#### Instructions to follow:
Examine the records and identify each line that includes the string "interest". Copy those lines.

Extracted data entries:
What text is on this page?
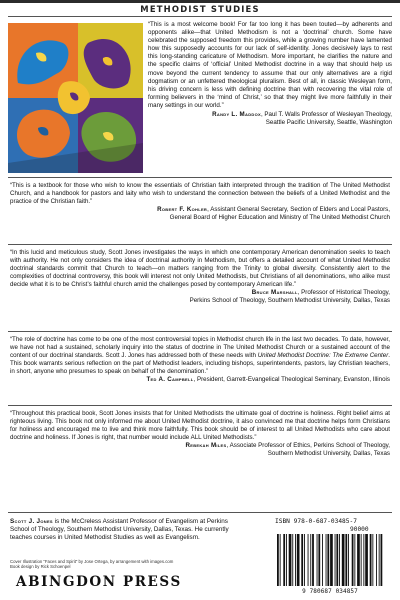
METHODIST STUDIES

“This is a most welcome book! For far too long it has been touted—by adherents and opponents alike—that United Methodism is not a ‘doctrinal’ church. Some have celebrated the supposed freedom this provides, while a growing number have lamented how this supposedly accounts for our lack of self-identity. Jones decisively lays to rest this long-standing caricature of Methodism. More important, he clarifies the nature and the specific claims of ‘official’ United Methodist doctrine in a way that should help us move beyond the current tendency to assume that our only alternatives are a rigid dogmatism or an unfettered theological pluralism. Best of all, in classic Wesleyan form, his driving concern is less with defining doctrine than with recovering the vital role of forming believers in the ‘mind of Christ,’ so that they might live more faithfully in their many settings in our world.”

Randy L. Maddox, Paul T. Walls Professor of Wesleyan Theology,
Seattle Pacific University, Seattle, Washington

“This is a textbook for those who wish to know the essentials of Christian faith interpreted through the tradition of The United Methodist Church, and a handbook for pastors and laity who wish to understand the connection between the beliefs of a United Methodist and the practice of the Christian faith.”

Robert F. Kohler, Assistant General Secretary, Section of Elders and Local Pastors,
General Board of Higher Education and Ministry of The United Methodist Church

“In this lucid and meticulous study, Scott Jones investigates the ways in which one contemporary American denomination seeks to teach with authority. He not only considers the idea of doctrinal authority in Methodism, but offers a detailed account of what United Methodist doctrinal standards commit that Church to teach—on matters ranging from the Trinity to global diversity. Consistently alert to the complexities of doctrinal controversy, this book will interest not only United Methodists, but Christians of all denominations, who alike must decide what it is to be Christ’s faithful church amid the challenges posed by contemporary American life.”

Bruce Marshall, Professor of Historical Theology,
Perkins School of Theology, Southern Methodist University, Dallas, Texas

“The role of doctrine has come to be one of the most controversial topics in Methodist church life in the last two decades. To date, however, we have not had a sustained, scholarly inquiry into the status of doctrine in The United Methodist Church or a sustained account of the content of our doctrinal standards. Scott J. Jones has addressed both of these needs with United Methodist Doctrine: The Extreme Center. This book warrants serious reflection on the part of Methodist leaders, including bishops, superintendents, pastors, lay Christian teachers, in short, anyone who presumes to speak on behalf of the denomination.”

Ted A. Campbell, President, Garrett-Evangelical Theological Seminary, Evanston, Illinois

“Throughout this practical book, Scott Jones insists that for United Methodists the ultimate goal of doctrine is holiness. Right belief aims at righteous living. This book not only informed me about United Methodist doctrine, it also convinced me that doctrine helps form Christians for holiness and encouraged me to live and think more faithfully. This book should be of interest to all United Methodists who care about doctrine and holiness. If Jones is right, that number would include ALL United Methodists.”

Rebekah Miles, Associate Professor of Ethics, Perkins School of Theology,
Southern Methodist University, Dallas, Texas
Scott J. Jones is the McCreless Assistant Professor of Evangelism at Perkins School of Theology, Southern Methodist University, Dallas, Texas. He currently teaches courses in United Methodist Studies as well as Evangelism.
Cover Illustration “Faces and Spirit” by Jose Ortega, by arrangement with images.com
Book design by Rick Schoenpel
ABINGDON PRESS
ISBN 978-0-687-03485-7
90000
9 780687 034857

...

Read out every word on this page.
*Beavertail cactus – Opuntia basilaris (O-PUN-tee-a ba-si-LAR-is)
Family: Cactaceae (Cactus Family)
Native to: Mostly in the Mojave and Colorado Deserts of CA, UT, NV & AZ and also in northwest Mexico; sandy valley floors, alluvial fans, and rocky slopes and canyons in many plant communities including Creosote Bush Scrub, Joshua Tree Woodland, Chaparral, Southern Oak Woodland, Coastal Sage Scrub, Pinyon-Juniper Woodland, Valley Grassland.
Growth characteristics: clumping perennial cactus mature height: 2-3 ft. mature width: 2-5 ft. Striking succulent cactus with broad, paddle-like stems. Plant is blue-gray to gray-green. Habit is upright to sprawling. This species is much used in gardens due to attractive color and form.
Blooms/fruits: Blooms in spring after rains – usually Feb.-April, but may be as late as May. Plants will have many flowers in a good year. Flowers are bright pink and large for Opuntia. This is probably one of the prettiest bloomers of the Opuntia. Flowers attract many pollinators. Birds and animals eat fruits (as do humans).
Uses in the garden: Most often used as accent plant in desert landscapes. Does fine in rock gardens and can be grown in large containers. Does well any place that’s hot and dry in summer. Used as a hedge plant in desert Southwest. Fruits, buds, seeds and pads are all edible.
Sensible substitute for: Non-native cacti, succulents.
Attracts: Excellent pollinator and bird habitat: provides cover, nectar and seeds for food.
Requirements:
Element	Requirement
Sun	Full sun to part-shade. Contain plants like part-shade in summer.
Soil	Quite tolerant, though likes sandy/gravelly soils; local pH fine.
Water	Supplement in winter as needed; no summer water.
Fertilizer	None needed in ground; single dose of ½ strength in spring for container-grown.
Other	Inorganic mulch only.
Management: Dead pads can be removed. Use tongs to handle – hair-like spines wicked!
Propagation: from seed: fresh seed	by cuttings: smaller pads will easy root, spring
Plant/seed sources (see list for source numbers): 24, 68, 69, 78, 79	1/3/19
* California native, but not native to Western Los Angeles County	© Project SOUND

#### Response to this exercise:
“In this lucid and meticulous study, Scott Jones investigates the ways in which one contemporary American denomination seeks to teach with authority. He not only considers the idea of doctrinal authority in Methodism, but offers a detailed account of what United Methodist doctrinal standards commit that Church to teach—on matters ranging from the Trinity to global diversity. Consistently alert to the complexities of doctrinal controversy, this book will interest not only United Methodists, but Christians of all denominations, who alike must decide what it is to be Christ’s faithful church amid the challenges posed by contemporary American life.”
“Throughout this practical book, Scott Jones insists that for United Methodists the ultimate goal of doctrine is holiness. Right belief aims at righteous living. This book not only informed me about United Methodist doctrine, it also convinced me that doctrine helps form Christians for holiness and encouraged me to live and think more faithfully. This book should be of interest to all United Methodists who care about doctrine and holiness. If Jones is right, that number would include ALL United Methodists.”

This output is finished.